What you are asked to do: Transcribe every line below exactly; no image goes into the output.

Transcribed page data
.....

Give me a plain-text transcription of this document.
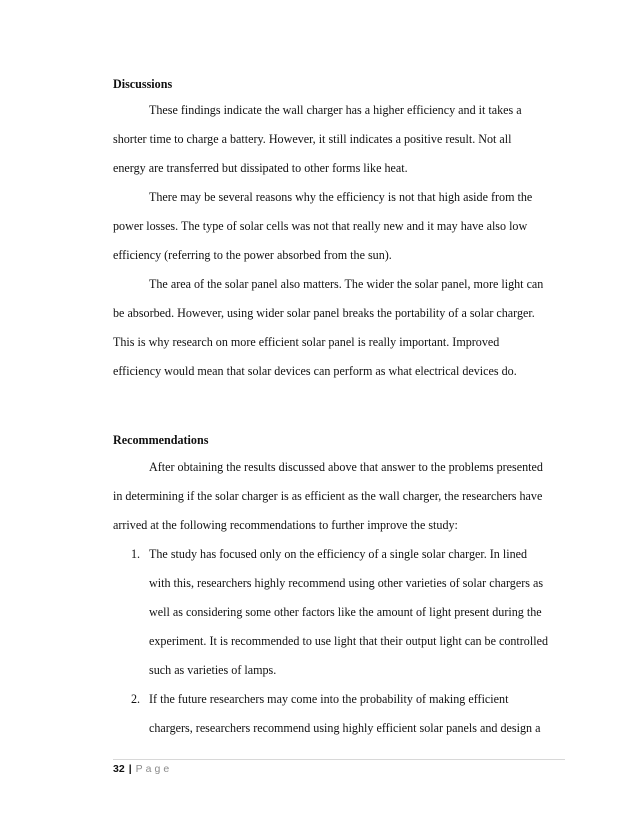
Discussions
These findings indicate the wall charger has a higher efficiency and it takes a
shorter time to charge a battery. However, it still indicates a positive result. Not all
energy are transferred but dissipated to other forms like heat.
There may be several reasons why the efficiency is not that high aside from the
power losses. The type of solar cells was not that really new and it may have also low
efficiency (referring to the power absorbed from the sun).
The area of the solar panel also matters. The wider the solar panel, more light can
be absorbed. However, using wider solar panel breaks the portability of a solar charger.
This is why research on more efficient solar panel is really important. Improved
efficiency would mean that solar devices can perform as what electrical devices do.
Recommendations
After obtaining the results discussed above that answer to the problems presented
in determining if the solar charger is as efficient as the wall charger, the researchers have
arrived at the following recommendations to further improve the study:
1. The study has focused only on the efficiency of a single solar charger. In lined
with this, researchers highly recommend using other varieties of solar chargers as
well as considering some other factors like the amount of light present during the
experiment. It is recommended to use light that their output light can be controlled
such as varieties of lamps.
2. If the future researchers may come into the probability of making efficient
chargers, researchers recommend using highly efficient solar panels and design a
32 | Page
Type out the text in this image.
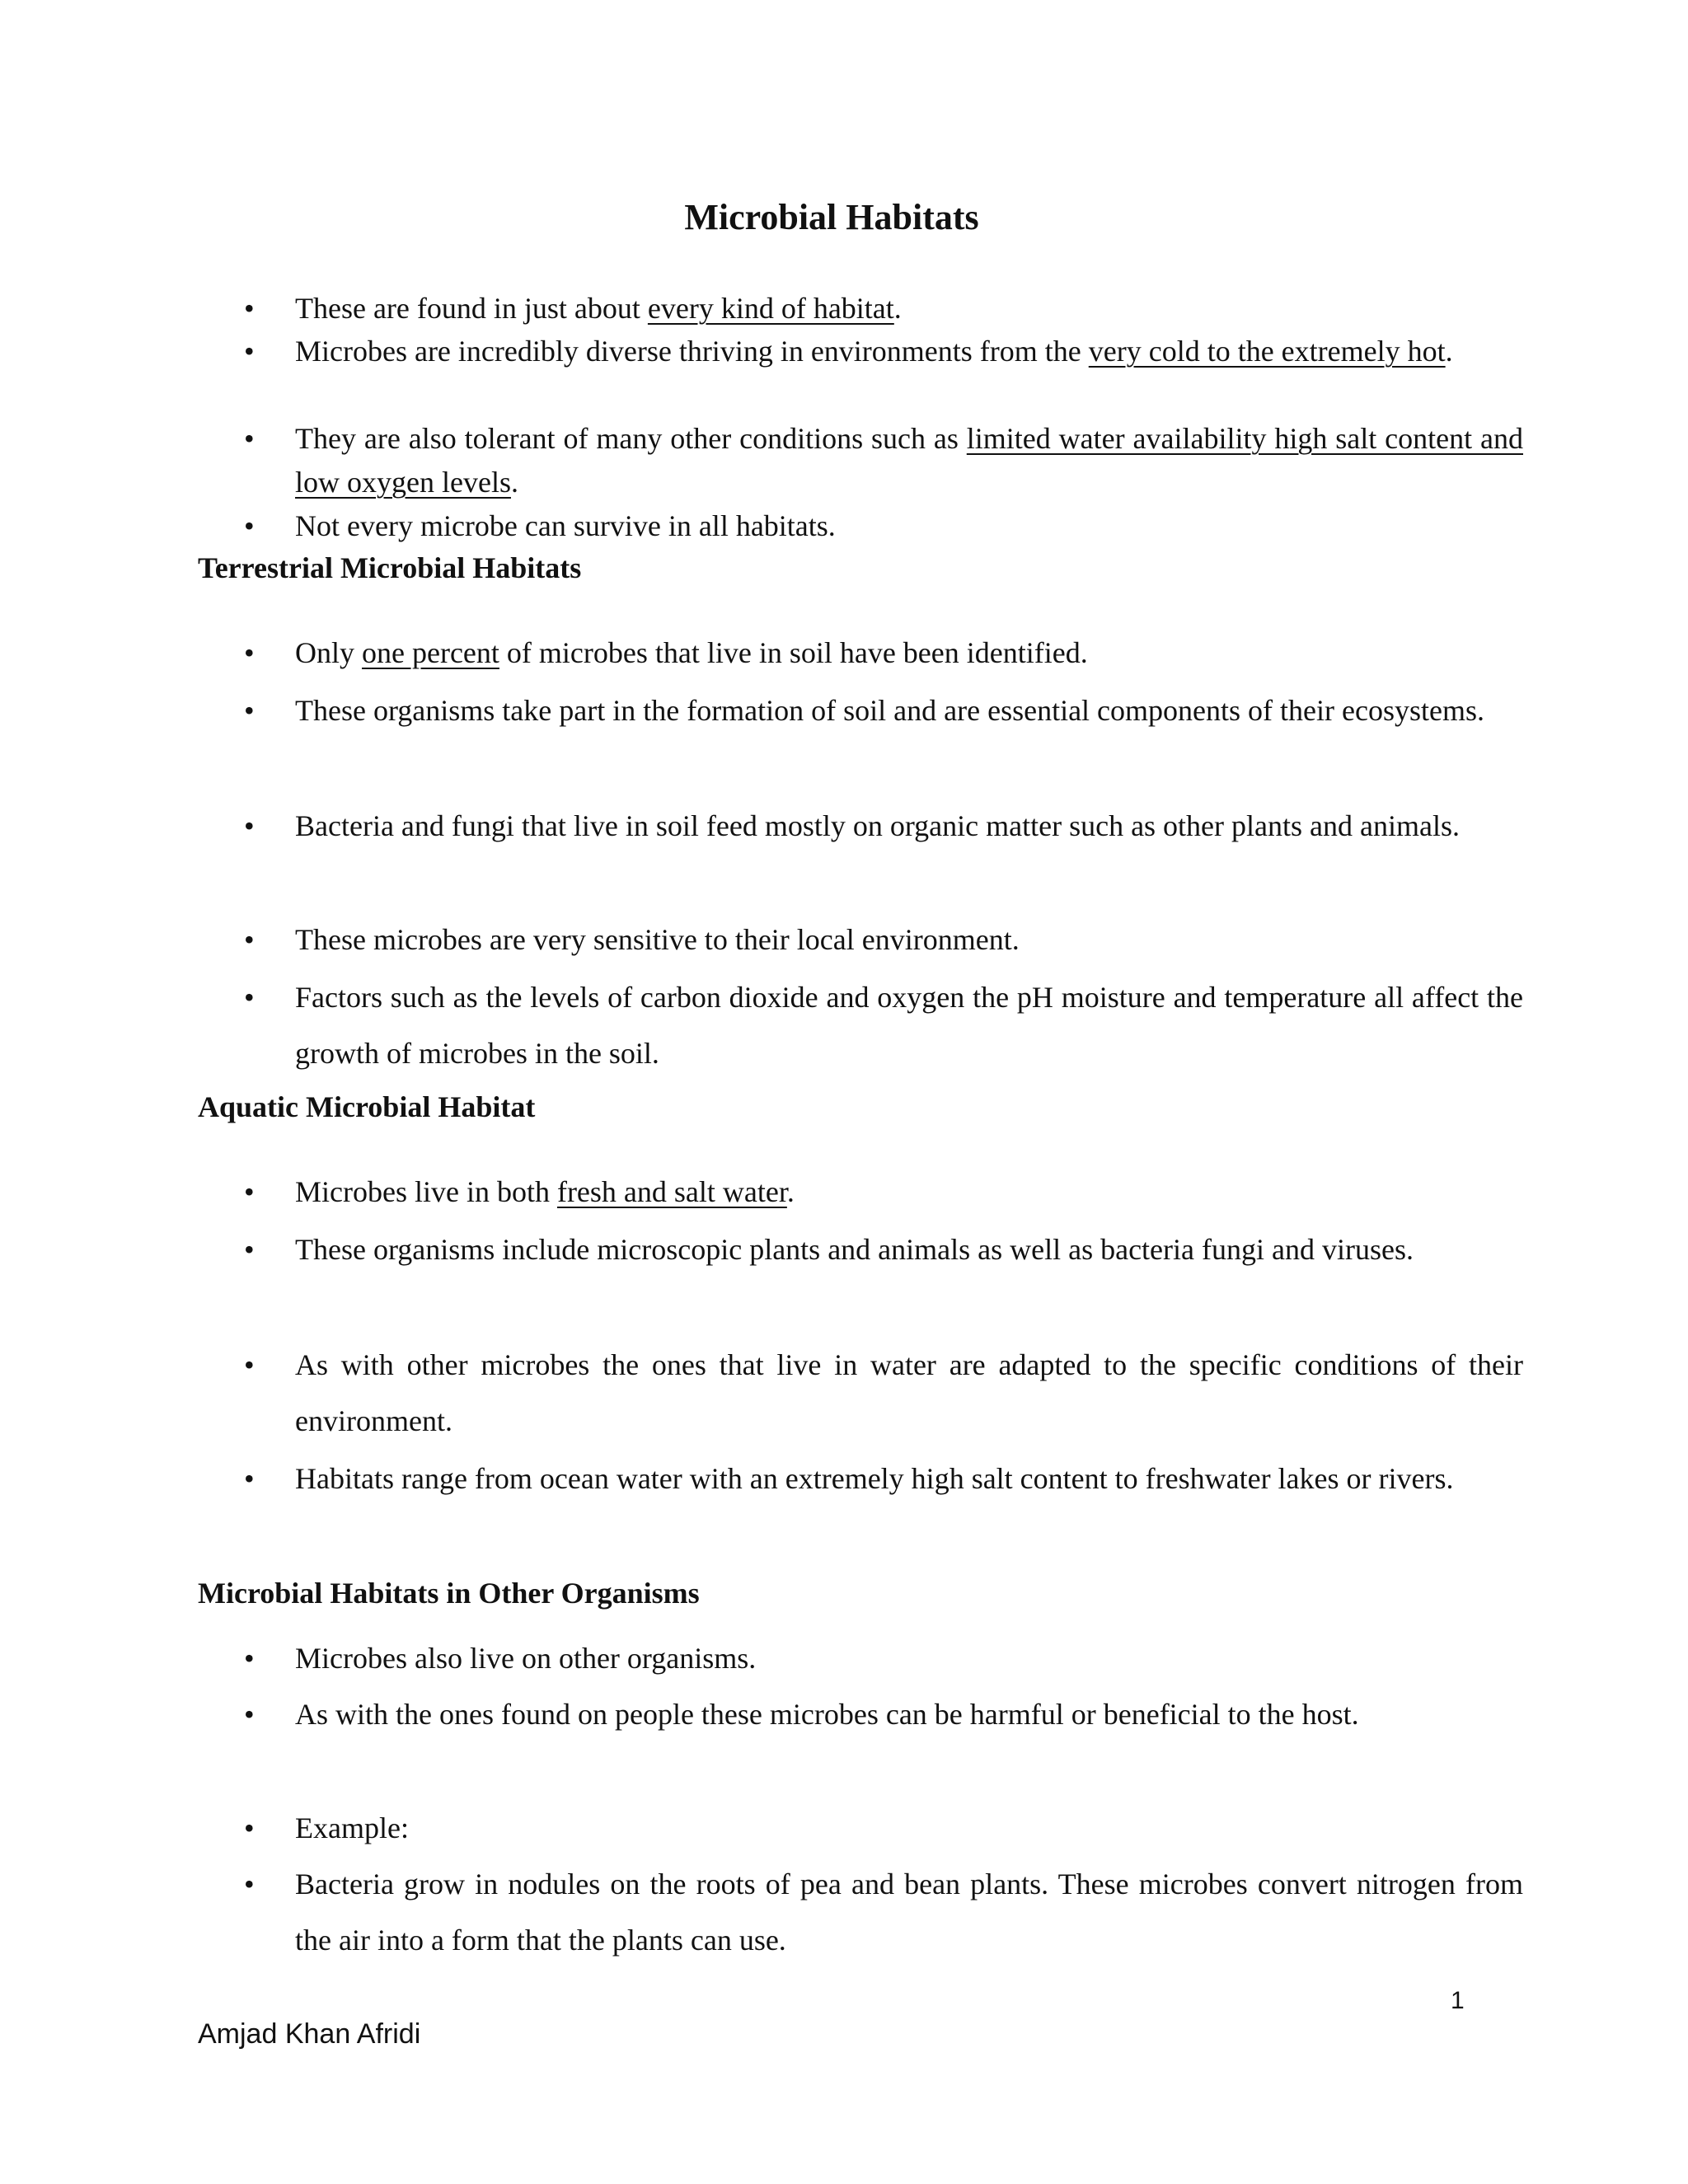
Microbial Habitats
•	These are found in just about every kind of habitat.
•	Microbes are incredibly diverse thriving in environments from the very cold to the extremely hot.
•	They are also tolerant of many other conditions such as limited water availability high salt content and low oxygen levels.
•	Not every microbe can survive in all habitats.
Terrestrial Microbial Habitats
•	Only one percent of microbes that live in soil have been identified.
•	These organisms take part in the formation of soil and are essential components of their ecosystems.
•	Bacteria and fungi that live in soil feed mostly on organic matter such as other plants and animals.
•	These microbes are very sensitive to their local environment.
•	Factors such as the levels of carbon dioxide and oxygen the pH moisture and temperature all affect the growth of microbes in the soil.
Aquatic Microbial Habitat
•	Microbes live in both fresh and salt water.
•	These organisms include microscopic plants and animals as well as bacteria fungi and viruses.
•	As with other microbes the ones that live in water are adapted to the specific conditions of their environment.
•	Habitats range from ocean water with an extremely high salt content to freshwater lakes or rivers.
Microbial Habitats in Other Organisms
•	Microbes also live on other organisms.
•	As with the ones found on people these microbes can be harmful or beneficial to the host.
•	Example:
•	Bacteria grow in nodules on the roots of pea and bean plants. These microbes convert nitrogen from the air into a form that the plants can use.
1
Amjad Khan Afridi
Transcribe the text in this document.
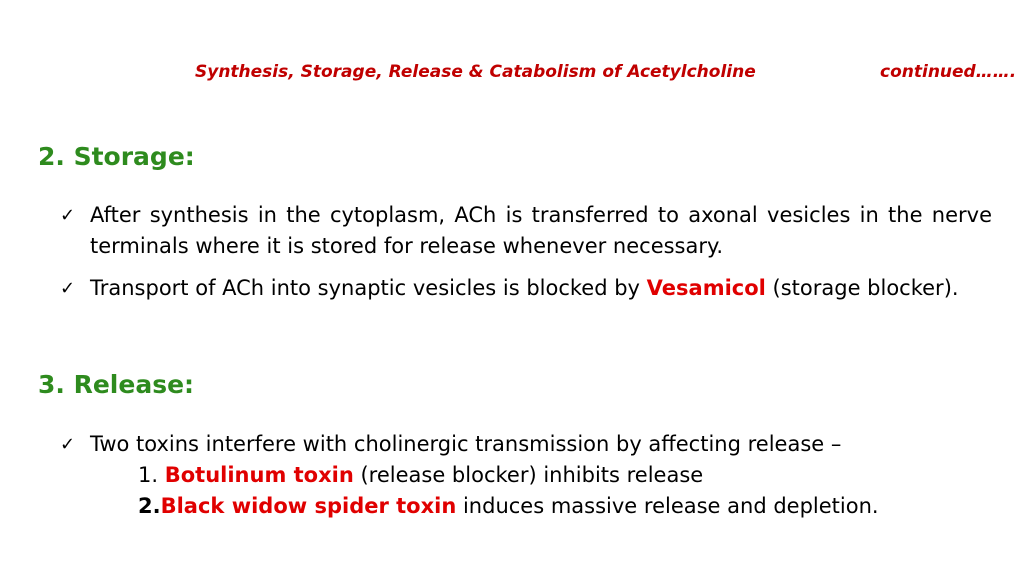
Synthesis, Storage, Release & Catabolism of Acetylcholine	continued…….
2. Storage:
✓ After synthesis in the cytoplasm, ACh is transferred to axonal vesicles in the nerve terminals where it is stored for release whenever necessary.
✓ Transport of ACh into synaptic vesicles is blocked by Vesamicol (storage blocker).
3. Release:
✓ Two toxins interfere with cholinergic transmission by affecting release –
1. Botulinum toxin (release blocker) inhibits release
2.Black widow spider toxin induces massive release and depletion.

.....

Answer section:
Give me a plain-text transcription of this document.
Discussions
These findings indicate the wall charger has a higher efficiency and it takes a
shorter time to charge a battery. However, it still indicates a positive result. Not all
energy are transferred but dissipated to other forms like heat.
There may be several reasons why the efficiency is not that high aside from the
power losses. The type of solar cells was not that really new and it may have also low
efficiency (referring to the power absorbed from the sun).
The area of the solar panel also matters. The wider the solar panel, more light can
be absorbed. However, using wider solar panel breaks the portability of a solar charger.
This is why research on more efficient solar panel is really important. Improved
efficiency would mean that solar devices can perform as what electrical devices do.
Recommendations
After obtaining the results discussed above that answer to the problems presented
in determining if the solar charger is as efficient as the wall charger, the researchers have
arrived at the following recommendations to further improve the study:
1. The study has focused only on the efficiency of a single solar charger. In lined
with this, researchers highly recommend using other varieties of solar chargers as
well as considering some other factors like the amount of light present during the
experiment. It is recommended to use light that their output light can be controlled
such as varieties of lamps.
2. If the future researchers may come into the probability of making efficient
chargers, researchers recommend using highly efficient solar panels and design a
32 | Page
Type out the text in this image.
Microbial Habitats
•	These are found in just about every kind of habitat.
•	Microbes are incredibly diverse thriving in environments from the very cold to the extremely hot.
•	They are also tolerant of many other conditions such as limited water availability high salt content and low oxygen levels.
•	Not every microbe can survive in all habitats.
Terrestrial Microbial Habitats
•	Only one percent of microbes that live in soil have been identified.
•	These organisms take part in the formation of soil and are essential components of their ecosystems.
•	Bacteria and fungi that live in soil feed mostly on organic matter such as other plants and animals.
•	These microbes are very sensitive to their local environment.
•	Factors such as the levels of carbon dioxide and oxygen the pH moisture and temperature all affect the growth of microbes in the soil.
Aquatic Microbial Habitat
•	Microbes live in both fresh and salt water.
•	These organisms include microscopic plants and animals as well as bacteria fungi and viruses.
•	As with other microbes the ones that live in water are adapted to the specific conditions of their environment.
•	Habitats range from ocean water with an extremely high salt content to freshwater lakes or rivers.
Microbial Habitats in Other Organisms
•	Microbes also live on other organisms.
•	As with the ones found on people these microbes can be harmful or beneficial to the host.
•	Example:
•	Bacteria grow in nodules on the roots of pea and bean plants. These microbes convert nitrogen from the air into a form that the plants can use.
1
Amjad Khan Afridi
Transcribe the text in this document.
Synthesis, Storage, Release & Catabolism of Acetylcholine	continued…….
2. Storage:
✓ After synthesis in the cytoplasm, ACh is transferred to axonal vesicles in the nerve terminals where it is stored for release whenever necessary.
✓ Transport of ACh into synaptic vesicles is blocked by Vesamicol (storage blocker).
3. Release:
✓ Two toxins interfere with cholinergic transmission by affecting release –
1. Botulinum toxin (release blocker) inhibits release
2.Black widow spider toxin induces massive release and depletion.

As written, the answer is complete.